DIRECTIVE: All the data must come back unchanged, except that pictures are left out.

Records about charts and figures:
****************
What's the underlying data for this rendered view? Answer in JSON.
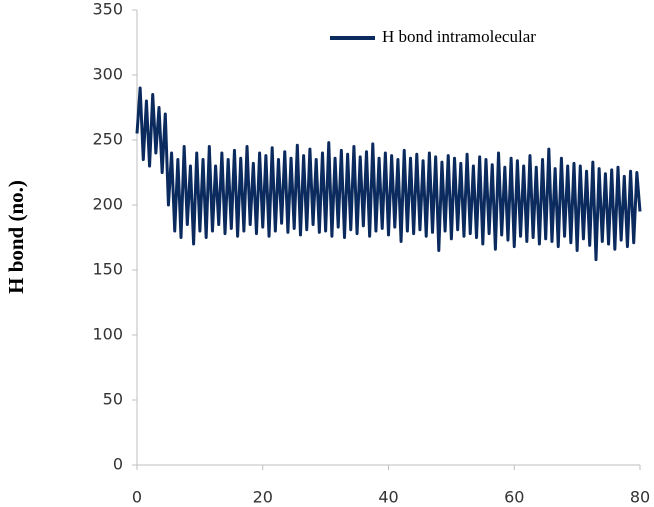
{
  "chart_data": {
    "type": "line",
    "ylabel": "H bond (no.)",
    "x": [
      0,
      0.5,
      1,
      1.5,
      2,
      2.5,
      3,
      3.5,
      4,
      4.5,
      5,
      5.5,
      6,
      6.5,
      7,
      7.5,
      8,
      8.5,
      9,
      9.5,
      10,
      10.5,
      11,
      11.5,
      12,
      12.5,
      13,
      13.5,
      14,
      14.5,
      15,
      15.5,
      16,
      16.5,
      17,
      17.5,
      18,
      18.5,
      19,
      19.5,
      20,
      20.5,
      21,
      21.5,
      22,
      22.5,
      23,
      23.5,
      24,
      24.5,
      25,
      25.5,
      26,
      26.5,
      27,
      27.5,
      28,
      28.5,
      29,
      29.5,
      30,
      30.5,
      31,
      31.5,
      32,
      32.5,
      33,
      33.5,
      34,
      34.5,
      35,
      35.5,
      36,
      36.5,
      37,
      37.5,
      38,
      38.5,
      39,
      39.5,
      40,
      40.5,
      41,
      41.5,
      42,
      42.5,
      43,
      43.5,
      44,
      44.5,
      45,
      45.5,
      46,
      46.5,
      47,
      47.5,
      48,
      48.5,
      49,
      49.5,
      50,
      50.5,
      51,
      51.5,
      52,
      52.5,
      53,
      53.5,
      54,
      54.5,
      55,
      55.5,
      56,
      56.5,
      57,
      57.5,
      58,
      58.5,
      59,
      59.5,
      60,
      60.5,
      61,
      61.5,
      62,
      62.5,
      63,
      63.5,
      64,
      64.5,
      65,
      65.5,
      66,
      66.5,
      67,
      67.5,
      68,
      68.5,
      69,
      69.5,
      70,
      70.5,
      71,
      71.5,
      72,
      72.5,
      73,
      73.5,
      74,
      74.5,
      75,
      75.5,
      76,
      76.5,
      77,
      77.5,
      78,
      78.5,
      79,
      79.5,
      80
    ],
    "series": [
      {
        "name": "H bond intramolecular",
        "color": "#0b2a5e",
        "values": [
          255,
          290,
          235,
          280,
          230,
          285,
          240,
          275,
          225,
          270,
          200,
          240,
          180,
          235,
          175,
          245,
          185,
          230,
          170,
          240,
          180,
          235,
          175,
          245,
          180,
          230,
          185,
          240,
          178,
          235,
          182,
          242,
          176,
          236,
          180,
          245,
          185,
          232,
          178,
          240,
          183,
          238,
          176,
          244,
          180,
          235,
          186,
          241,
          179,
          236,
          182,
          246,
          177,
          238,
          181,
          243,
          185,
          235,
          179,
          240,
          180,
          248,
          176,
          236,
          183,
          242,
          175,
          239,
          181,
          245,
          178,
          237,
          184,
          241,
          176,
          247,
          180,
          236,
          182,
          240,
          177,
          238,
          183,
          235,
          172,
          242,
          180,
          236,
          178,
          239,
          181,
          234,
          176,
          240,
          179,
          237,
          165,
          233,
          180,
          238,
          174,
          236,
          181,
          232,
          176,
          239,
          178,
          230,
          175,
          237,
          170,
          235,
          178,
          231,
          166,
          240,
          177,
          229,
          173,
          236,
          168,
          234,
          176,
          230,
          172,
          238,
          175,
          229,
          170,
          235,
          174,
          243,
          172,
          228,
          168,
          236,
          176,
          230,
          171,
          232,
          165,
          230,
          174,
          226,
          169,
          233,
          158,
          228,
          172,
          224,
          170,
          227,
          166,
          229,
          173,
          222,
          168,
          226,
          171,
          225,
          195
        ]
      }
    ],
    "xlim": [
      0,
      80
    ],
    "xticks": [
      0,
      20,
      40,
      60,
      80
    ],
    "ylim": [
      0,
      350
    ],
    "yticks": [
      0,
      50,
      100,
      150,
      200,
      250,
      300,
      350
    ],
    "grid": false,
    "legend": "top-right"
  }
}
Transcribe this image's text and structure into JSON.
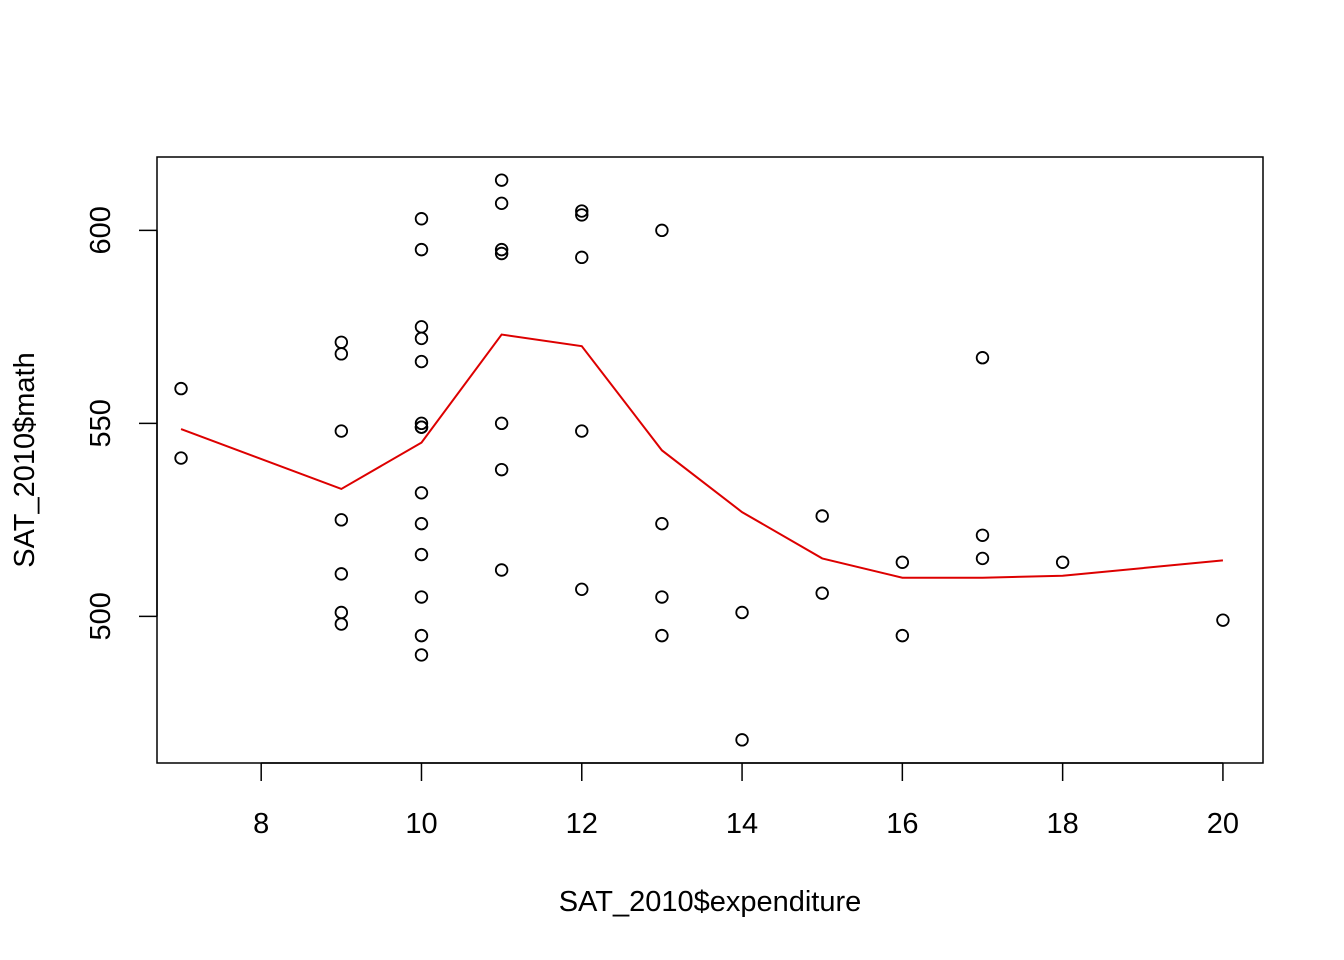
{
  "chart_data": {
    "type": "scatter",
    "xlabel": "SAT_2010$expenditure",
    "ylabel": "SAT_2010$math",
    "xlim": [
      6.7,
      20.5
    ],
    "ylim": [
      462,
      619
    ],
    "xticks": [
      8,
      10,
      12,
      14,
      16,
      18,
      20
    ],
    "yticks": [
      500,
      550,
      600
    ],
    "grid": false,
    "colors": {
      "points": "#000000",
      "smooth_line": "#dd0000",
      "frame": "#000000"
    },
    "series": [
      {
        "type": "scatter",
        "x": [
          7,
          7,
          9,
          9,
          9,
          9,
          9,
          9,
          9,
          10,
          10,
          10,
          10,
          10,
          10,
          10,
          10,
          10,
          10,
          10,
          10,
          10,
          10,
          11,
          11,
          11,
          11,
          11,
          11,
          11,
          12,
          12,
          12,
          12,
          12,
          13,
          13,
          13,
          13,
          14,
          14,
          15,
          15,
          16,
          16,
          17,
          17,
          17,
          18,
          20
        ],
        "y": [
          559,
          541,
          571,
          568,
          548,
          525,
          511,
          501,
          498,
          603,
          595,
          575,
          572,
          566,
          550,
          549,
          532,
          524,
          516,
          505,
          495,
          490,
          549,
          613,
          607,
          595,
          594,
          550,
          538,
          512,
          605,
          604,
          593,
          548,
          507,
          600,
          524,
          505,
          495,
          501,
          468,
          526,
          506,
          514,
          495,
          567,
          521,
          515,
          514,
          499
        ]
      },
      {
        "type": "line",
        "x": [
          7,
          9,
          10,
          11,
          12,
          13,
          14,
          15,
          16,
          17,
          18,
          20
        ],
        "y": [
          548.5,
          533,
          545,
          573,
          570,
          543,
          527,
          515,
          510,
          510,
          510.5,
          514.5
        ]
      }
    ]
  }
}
****************
COMPLETE OUTPUT:
What's the underlying data for this rendered view? Answer in JSON.
{
  "chart_data": {
    "type": "line",
    "ylabel": "H bond (no.)",
    "x": [
      0,
      0.5,
      1,
      1.5,
      2,
      2.5,
      3,
      3.5,
      4,
      4.5,
      5,
      5.5,
      6,
      6.5,
      7,
      7.5,
      8,
      8.5,
      9,
      9.5,
      10,
      10.5,
      11,
      11.5,
      12,
      12.5,
      13,
      13.5,
      14,
      14.5,
      15,
      15.5,
      16,
      16.5,
      17,
      17.5,
      18,
      18.5,
      19,
      19.5,
      20,
      20.5,
      21,
      21.5,
      22,
      22.5,
      23,
      23.5,
      24,
      24.5,
      25,
      25.5,
      26,
      26.5,
      27,
      27.5,
      28,
      28.5,
      29,
      29.5,
      30,
      30.5,
      31,
      31.5,
      32,
      32.5,
      33,
      33.5,
      34,
      34.5,
      35,
      35.5,
      36,
      36.5,
      37,
      37.5,
      38,
      38.5,
      39,
      39.5,
      40,
      40.5,
      41,
      41.5,
      42,
      42.5,
      43,
      43.5,
      44,
      44.5,
      45,
      45.5,
      46,
      46.5,
      47,
      47.5,
      48,
      48.5,
      49,
      49.5,
      50,
      50.5,
      51,
      51.5,
      52,
      52.5,
      53,
      53.5,
      54,
      54.5,
      55,
      55.5,
      56,
      56.5,
      57,
      57.5,
      58,
      58.5,
      59,
      59.5,
      60,
      60.5,
      61,
      61.5,
      62,
      62.5,
      63,
      63.5,
      64,
      64.5,
      65,
      65.5,
      66,
      66.5,
      67,
      67.5,
      68,
      68.5,
      69,
      69.5,
      70,
      70.5,
      71,
      71.5,
      72,
      72.5,
      73,
      73.5,
      74,
      74.5,
      75,
      75.5,
      76,
      76.5,
      77,
      77.5,
      78,
      78.5,
      79,
      79.5,
      80
    ],
    "series": [
      {
        "name": "H bond intramolecular",
        "color": "#0b2a5e",
        "values": [
          255,
          290,
          235,
          280,
          230,
          285,
          240,
          275,
          225,
          270,
          200,
          240,
          180,
          235,
          175,
          245,
          185,
          230,
          170,
          240,
          180,
          235,
          175,
          245,
          180,
          230,
          185,
          240,
          178,
          235,
          182,
          242,
          176,
          236,
          180,
          245,
          185,
          232,
          178,
          240,
          183,
          238,
          176,
          244,
          180,
          235,
          186,
          241,
          179,
          236,
          182,
          246,
          177,
          238,
          181,
          243,
          185,
          235,
          179,
          240,
          180,
          248,
          176,
          236,
          183,
          242,
          175,
          239,
          181,
          245,
          178,
          237,
          184,
          241,
          176,
          247,
          180,
          236,
          182,
          240,
          177,
          238,
          183,
          235,
          172,
          242,
          180,
          236,
          178,
          239,
          181,
          234,
          176,
          240,
          179,
          237,
          165,
          233,
          180,
          238,
          174,
          236,
          181,
          232,
          176,
          239,
          178,
          230,
          175,
          237,
          170,
          235,
          178,
          231,
          166,
          240,
          177,
          229,
          173,
          236,
          168,
          234,
          176,
          230,
          172,
          238,
          175,
          229,
          170,
          235,
          174,
          243,
          172,
          228,
          168,
          236,
          176,
          230,
          171,
          232,
          165,
          230,
          174,
          226,
          169,
          233,
          158,
          228,
          172,
          224,
          170,
          227,
          166,
          229,
          173,
          222,
          168,
          226,
          171,
          225,
          195
        ]
      }
    ],
    "xlim": [
      0,
      80
    ],
    "xticks": [
      0,
      20,
      40,
      60,
      80
    ],
    "ylim": [
      0,
      350
    ],
    "yticks": [
      0,
      50,
      100,
      150,
      200,
      250,
      300,
      350
    ],
    "grid": false,
    "legend": "top-right"
  }
}
Transcribe this image's text and structure into JSON.
{
  "chart_data": {
    "type": "scatter",
    "xlabel": "SAT_2010$expenditure",
    "ylabel": "SAT_2010$math",
    "xlim": [
      6.7,
      20.5
    ],
    "ylim": [
      462,
      619
    ],
    "xticks": [
      8,
      10,
      12,
      14,
      16,
      18,
      20
    ],
    "yticks": [
      500,
      550,
      600
    ],
    "grid": false,
    "colors": {
      "points": "#000000",
      "smooth_line": "#dd0000",
      "frame": "#000000"
    },
    "series": [
      {
        "type": "scatter",
        "x": [
          7,
          7,
          9,
          9,
          9,
          9,
          9,
          9,
          9,
          10,
          10,
          10,
          10,
          10,
          10,
          10,
          10,
          10,
          10,
          10,
          10,
          10,
          10,
          11,
          11,
          11,
          11,
          11,
          11,
          11,
          12,
          12,
          12,
          12,
          12,
          13,
          13,
          13,
          13,
          14,
          14,
          15,
          15,
          16,
          16,
          17,
          17,
          17,
          18,
          20
        ],
        "y": [
          559,
          541,
          571,
          568,
          548,
          525,
          511,
          501,
          498,
          603,
          595,
          575,
          572,
          566,
          550,
          549,
          532,
          524,
          516,
          505,
          495,
          490,
          549,
          613,
          607,
          595,
          594,
          550,
          538,
          512,
          605,
          604,
          593,
          548,
          507,
          600,
          524,
          505,
          495,
          501,
          468,
          526,
          506,
          514,
          495,
          567,
          521,
          515,
          514,
          499
        ]
      },
      {
        "type": "line",
        "x": [
          7,
          9,
          10,
          11,
          12,
          13,
          14,
          15,
          16,
          17,
          18,
          20
        ],
        "y": [
          548.5,
          533,
          545,
          573,
          570,
          543,
          527,
          515,
          510,
          510,
          510.5,
          514.5
        ]
      }
    ]
  }
}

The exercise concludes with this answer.